-- Aim of the exercise --
All entries are to be quoted exactly; the images stay out of the copy.
[start of The records]
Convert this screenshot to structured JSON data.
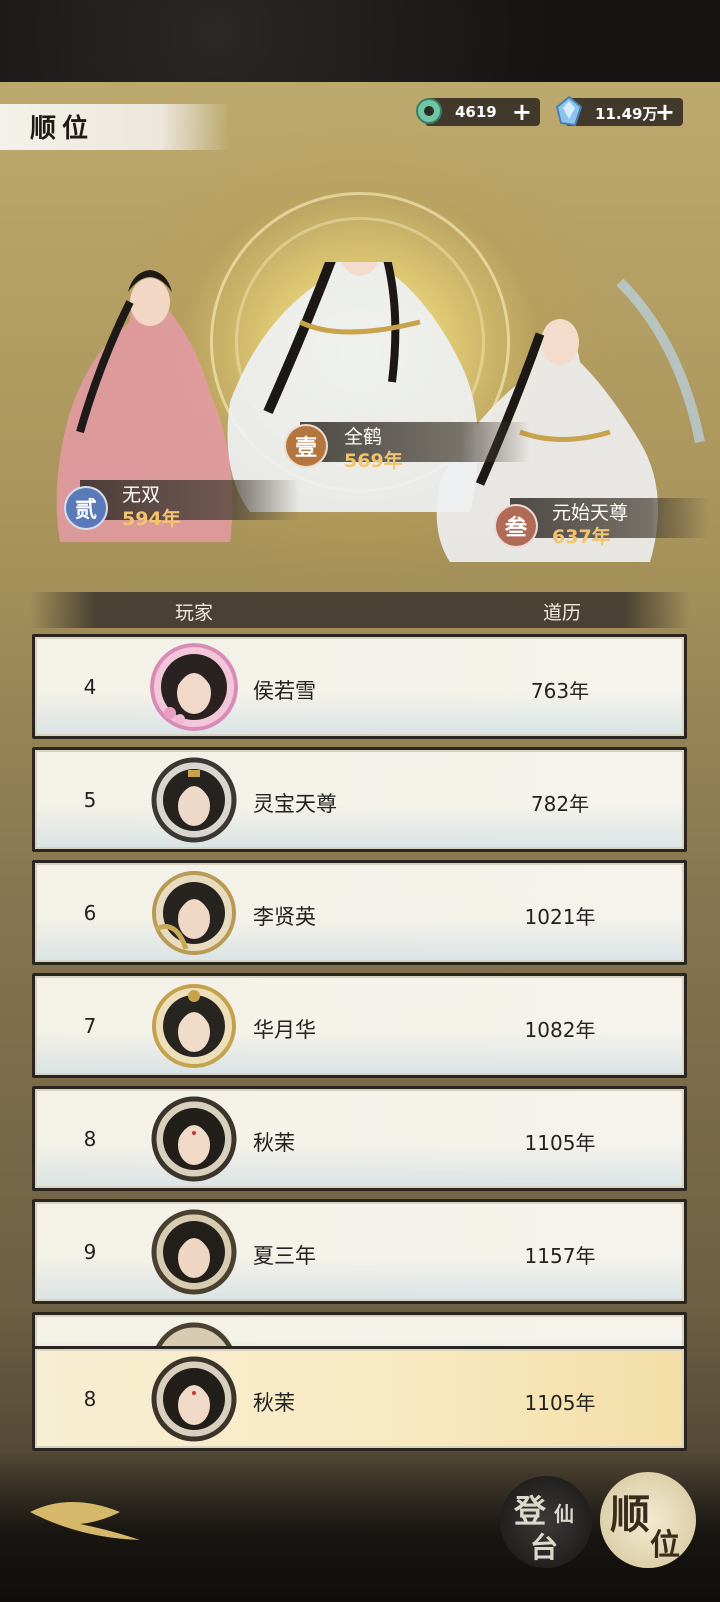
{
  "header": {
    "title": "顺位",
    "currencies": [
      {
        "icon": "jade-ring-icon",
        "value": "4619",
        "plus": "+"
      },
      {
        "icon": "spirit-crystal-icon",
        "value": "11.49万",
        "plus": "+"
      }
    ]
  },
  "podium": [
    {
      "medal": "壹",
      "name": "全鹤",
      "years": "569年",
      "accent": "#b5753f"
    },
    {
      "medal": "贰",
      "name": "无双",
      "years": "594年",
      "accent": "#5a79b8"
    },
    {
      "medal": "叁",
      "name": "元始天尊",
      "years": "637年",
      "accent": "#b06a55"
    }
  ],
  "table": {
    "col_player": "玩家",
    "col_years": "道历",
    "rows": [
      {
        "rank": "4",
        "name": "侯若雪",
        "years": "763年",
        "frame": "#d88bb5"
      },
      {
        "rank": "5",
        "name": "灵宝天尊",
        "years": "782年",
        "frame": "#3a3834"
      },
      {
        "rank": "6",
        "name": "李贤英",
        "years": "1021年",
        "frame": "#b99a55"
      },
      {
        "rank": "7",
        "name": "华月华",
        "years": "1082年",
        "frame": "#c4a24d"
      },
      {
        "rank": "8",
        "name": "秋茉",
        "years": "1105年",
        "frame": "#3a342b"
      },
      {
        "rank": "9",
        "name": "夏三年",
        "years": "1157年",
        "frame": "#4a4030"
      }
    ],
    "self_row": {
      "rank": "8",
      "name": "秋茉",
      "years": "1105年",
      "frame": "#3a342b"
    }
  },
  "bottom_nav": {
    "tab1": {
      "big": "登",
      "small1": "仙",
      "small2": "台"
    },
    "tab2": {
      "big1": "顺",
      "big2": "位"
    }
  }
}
[end of The records]
-- Answer below --
Convert this screenshot to structured JSON data.
{
  "header": {
    "title": "顺位",
    "currencies": [
      {
        "icon": "jade-ring-icon",
        "value": "4619",
        "plus": "+"
      },
      {
        "icon": "spirit-crystal-icon",
        "value": "11.49万",
        "plus": "+"
      }
    ]
  },
  "podium": [
    {
      "medal": "壹",
      "name": "全鹤",
      "years": "569年",
      "accent": "#b5753f"
    },
    {
      "medal": "贰",
      "name": "无双",
      "years": "594年",
      "accent": "#5a79b8"
    },
    {
      "medal": "叁",
      "name": "元始天尊",
      "years": "637年",
      "accent": "#b06a55"
    }
  ],
  "table": {
    "col_player": "玩家",
    "col_years": "道历",
    "rows": [
      {
        "rank": "4",
        "name": "侯若雪",
        "years": "763年",
        "frame": "#d88bb5"
      },
      {
        "rank": "5",
        "name": "灵宝天尊",
        "years": "782年",
        "frame": "#3a3834"
      },
      {
        "rank": "6",
        "name": "李贤英",
        "years": "1021年",
        "frame": "#b99a55"
      },
      {
        "rank": "7",
        "name": "华月华",
        "years": "1082年",
        "frame": "#c4a24d"
      },
      {
        "rank": "8",
        "name": "秋茉",
        "years": "1105年",
        "frame": "#3a342b"
      },
      {
        "rank": "9",
        "name": "夏三年",
        "years": "1157年",
        "frame": "#4a4030"
      }
    ],
    "self_row": {
      "rank": "8",
      "name": "秋茉",
      "years": "1105年",
      "frame": "#3a342b"
    }
  },
  "bottom_nav": {
    "tab1": {
      "big": "登",
      "small1": "仙",
      "small2": "台"
    },
    "tab2": {
      "big1": "顺",
      "big2": "位"
    }
  }
}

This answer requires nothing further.